==== STORED RECORDS ====

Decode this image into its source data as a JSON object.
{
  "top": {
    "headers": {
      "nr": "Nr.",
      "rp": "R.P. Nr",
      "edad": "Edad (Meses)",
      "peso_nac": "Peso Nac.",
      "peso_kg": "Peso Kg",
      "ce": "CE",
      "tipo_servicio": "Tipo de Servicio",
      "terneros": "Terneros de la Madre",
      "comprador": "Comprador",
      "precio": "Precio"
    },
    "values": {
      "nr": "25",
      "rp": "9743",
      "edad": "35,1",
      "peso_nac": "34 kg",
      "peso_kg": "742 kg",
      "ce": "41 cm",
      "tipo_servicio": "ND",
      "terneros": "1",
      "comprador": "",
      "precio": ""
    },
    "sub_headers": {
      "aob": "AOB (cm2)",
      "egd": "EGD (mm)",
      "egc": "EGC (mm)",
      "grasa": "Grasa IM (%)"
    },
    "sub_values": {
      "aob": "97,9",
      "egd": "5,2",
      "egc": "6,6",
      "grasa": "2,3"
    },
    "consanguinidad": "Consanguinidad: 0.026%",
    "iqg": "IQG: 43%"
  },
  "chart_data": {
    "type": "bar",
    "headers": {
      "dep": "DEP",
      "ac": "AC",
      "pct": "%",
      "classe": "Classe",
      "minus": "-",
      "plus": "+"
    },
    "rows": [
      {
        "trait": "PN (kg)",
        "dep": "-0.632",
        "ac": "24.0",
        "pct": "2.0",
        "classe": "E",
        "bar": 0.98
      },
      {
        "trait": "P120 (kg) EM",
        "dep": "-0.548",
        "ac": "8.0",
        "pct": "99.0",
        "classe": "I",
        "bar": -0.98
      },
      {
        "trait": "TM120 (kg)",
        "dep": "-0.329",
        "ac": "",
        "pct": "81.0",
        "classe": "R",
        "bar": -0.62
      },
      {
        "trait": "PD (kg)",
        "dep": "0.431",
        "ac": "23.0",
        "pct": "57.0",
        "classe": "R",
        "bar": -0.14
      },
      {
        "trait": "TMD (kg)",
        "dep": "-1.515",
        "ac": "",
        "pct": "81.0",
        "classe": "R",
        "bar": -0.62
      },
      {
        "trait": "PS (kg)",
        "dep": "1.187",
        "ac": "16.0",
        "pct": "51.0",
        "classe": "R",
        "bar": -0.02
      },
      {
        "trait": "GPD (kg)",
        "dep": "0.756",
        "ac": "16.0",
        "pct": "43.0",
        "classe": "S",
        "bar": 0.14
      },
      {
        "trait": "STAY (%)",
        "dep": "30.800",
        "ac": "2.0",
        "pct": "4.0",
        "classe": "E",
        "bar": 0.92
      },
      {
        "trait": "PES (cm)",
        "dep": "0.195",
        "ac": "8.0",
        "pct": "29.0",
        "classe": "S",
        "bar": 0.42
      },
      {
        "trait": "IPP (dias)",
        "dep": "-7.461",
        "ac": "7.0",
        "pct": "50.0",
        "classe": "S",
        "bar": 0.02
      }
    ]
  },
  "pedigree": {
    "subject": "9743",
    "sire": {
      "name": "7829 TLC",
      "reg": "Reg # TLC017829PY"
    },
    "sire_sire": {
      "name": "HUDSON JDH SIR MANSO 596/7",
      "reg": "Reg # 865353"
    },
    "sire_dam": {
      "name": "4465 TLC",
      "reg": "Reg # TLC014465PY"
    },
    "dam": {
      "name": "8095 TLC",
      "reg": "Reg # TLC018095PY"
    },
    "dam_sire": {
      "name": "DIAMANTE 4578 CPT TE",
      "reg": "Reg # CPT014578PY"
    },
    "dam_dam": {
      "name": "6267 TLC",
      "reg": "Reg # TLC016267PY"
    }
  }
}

====

**WHAT IS REQUIRED:** Reproduce each entry exactly, leaving out nothing.

**TASK SOLUTION:**
Decode this image into its source data as a JSON object.
{
  "top": {
    "headers": {
      "nr": "Nr.",
      "rp": "R.P. Nr",
      "edad": "Edad (Meses)",
      "peso_nac": "Peso Nac.",
      "peso_kg": "Peso Kg",
      "ce": "CE",
      "tipo_servicio": "Tipo de Servicio",
      "terneros": "Terneros de la Madre",
      "comprador": "Comprador",
      "precio": "Precio"
    },
    "values": {
      "nr": "25",
      "rp": "9743",
      "edad": "35,1",
      "peso_nac": "34 kg",
      "peso_kg": "742 kg",
      "ce": "41 cm",
      "tipo_servicio": "ND",
      "terneros": "1",
      "comprador": "",
      "precio": ""
    },
    "sub_headers": {
      "aob": "AOB (cm2)",
      "egd": "EGD (mm)",
      "egc": "EGC (mm)",
      "grasa": "Grasa IM (%)"
    },
    "sub_values": {
      "aob": "97,9",
      "egd": "5,2",
      "egc": "6,6",
      "grasa": "2,3"
    },
    "consanguinidad": "Consanguinidad: 0.026%",
    "iqg": "IQG: 43%"
  },
  "chart_data": {
    "type": "bar",
    "headers": {
      "dep": "DEP",
      "ac": "AC",
      "pct": "%",
      "classe": "Classe",
      "minus": "-",
      "plus": "+"
    },
    "rows": [
      {
        "trait": "PN (kg)",
        "dep": "-0.632",
        "ac": "24.0",
        "pct": "2.0",
        "classe": "E",
        "bar": 0.98
      },
      {
        "trait": "P120 (kg) EM",
        "dep": "-0.548",
        "ac": "8.0",
        "pct": "99.0",
        "classe": "I",
        "bar": -0.98
      },
      {
        "trait": "TM120 (kg)",
        "dep": "-0.329",
        "ac": "",
        "pct": "81.0",
        "classe": "R",
        "bar": -0.62
      },
      {
        "trait": "PD (kg)",
        "dep": "0.431",
        "ac": "23.0",
        "pct": "57.0",
        "classe": "R",
        "bar": -0.14
      },
      {
        "trait": "TMD (kg)",
        "dep": "-1.515",
        "ac": "",
        "pct": "81.0",
        "classe": "R",
        "bar": -0.62
      },
      {
        "trait": "PS (kg)",
        "dep": "1.187",
        "ac": "16.0",
        "pct": "51.0",
        "classe": "R",
        "bar": -0.02
      },
      {
        "trait": "GPD (kg)",
        "dep": "0.756",
        "ac": "16.0",
        "pct": "43.0",
        "classe": "S",
        "bar": 0.14
      },
      {
        "trait": "STAY (%)",
        "dep": "30.800",
        "ac": "2.0",
        "pct": "4.0",
        "classe": "E",
        "bar": 0.92
      },
      {
        "trait": "PES (cm)",
        "dep": "0.195",
        "ac": "8.0",
        "pct": "29.0",
        "classe": "S",
        "bar": 0.42
      },
      {
        "trait": "IPP (dias)",
        "dep": "-7.461",
        "ac": "7.0",
        "pct": "50.0",
        "classe": "S",
        "bar": 0.02
      }
    ]
  },
  "pedigree": {
    "subject": "9743",
    "sire": {
      "name": "7829 TLC",
      "reg": "Reg # TLC017829PY"
    },
    "sire_sire": {
      "name": "HUDSON JDH SIR MANSO 596/7",
      "reg": "Reg # 865353"
    },
    "sire_dam": {
      "name": "4465 TLC",
      "reg": "Reg # TLC014465PY"
    },
    "dam": {
      "name": "8095 TLC",
      "reg": "Reg # TLC018095PY"
    },
    "dam_sire": {
      "name": "DIAMANTE 4578 CPT TE",
      "reg": "Reg # CPT014578PY"
    },
    "dam_dam": {
      "name": "6267 TLC",
      "reg": "Reg # TLC016267PY"
    }
  }
}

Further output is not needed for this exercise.